*DIRECTIONS FOR THIS TASK*. Transcribe the entries below exactly; leave every image out.

*ENTRIES PROVIDED*.

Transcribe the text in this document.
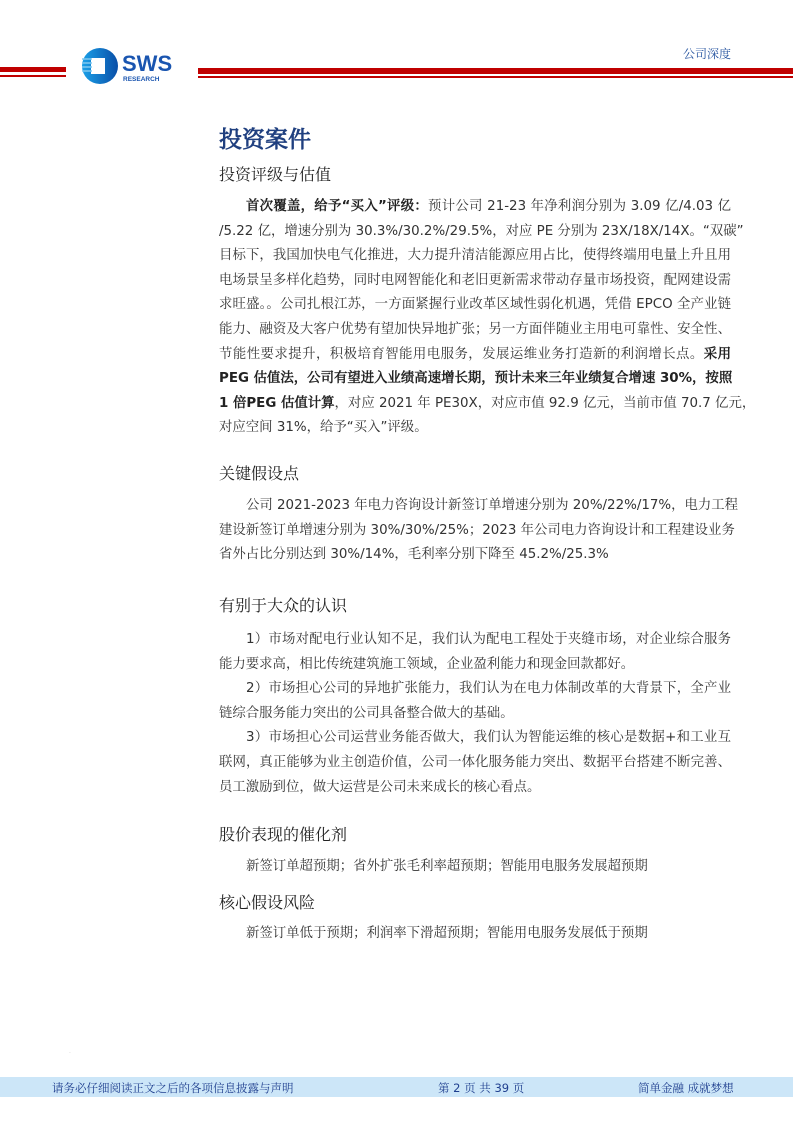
SWS
RESEARCH
公司深度
投资案件
投资评级与估值
首次覆盖，给予“买入”评级：预计公司 21-23 年净利润分别为 3.09 亿/4.03 亿
/5.22 亿，增速分别为 30.3%/30.2%/29.5%，对应 PE 分别为 23X/18X/14X。“双碳”
目标下，我国加快电气化推进，大力提升清洁能源应用占比，使得终端用电量上升且用
电场景呈多样化趋势，同时电网智能化和老旧更新需求带动存量市场投资，配网建设需
求旺盛。。公司扎根江苏，一方面紧握行业改革区域性弱化机遇，凭借 EPCO 全产业链
能力、融资及大客户优势有望加快异地扩张；另一方面伴随业主用电可靠性、安全性、
节能性要求提升，积极培育智能用电服务，发展运维业务打造新的利润增长点。采用
PEG 估值法，公司有望进入业绩高速增长期，预计未来三年业绩复合增速 30%，按照
1 倍PEG 估值计算，对应 2021 年 PE30X，对应市值 92.9 亿元，当前市值 70.7 亿元，
对应空间 31%，给予“买入”评级。
关键假设点
公司 2021-2023 年电力咨询设计新签订单增速分别为 20%/22%/17%，电力工程
建设新签订单增速分别为 30%/30%/25%；2023 年公司电力咨询设计和工程建设业务
省外占比分别达到 30%/14%，毛利率分别下降至 45.2%/25.3%
有别于大众的认识
1）市场对配电行业认知不足，我们认为配电工程处于夹缝市场，对企业综合服务
能力要求高，相比传统建筑施工领域，企业盈利能力和现金回款都好。
2）市场担心公司的异地扩张能力，我们认为在电力体制改革的大背景下，全产业
链综合服务能力突出的公司具备整合做大的基础。
3）市场担心公司运营业务能否做大，我们认为智能运维的核心是数据+和工业互
联网，真正能够为业主创造价值，公司一体化服务能力突出、数据平台搭建不断完善、
员工激励到位，做大运营是公司未来成长的核心看点。
股价表现的催化剂
新签订单超预期；省外扩张毛利率超预期；智能用电服务发展超预期
核心假设风险
新签订单低于预期；利润率下滑超预期；智能用电服务发展低于预期
·
请务必仔细阅读正文之后的各项信息披露与声明	第 2 页 共 39 页	简单金融 成就梦想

*FULL SOLUTION*.
Transcribe the text in this document.
SWS
RESEARCH
公司深度
投资案件
投资评级与估值
首次覆盖，给予“买入”评级：预计公司 21-23 年净利润分别为 3.09 亿/4.03 亿
/5.22 亿，增速分别为 30.3%/30.2%/29.5%，对应 PE 分别为 23X/18X/14X。“双碳”
目标下，我国加快电气化推进，大力提升清洁能源应用占比，使得终端用电量上升且用
电场景呈多样化趋势，同时电网智能化和老旧更新需求带动存量市场投资，配网建设需
求旺盛。。公司扎根江苏，一方面紧握行业改革区域性弱化机遇，凭借 EPCO 全产业链
能力、融资及大客户优势有望加快异地扩张；另一方面伴随业主用电可靠性、安全性、
节能性要求提升，积极培育智能用电服务，发展运维业务打造新的利润增长点。采用
PEG 估值法，公司有望进入业绩高速增长期，预计未来三年业绩复合增速 30%，按照
1 倍PEG 估值计算，对应 2021 年 PE30X，对应市值 92.9 亿元，当前市值 70.7 亿元，
对应空间 31%，给予“买入”评级。
关键假设点
公司 2021-2023 年电力咨询设计新签订单增速分别为 20%/22%/17%，电力工程
建设新签订单增速分别为 30%/30%/25%；2023 年公司电力咨询设计和工程建设业务
省外占比分别达到 30%/14%，毛利率分别下降至 45.2%/25.3%
有别于大众的认识
1）市场对配电行业认知不足，我们认为配电工程处于夹缝市场，对企业综合服务
能力要求高，相比传统建筑施工领域，企业盈利能力和现金回款都好。
2）市场担心公司的异地扩张能力，我们认为在电力体制改革的大背景下，全产业
链综合服务能力突出的公司具备整合做大的基础。
3）市场担心公司运营业务能否做大，我们认为智能运维的核心是数据+和工业互
联网，真正能够为业主创造价值，公司一体化服务能力突出、数据平台搭建不断完善、
员工激励到位，做大运营是公司未来成长的核心看点。
股价表现的催化剂
新签订单超预期；省外扩张毛利率超预期；智能用电服务发展超预期
核心假设风险
新签订单低于预期；利润率下滑超预期；智能用电服务发展低于预期
·
请务必仔细阅读正文之后的各项信息披露与声明	第 2 页 共 39 页	简单金融 成就梦想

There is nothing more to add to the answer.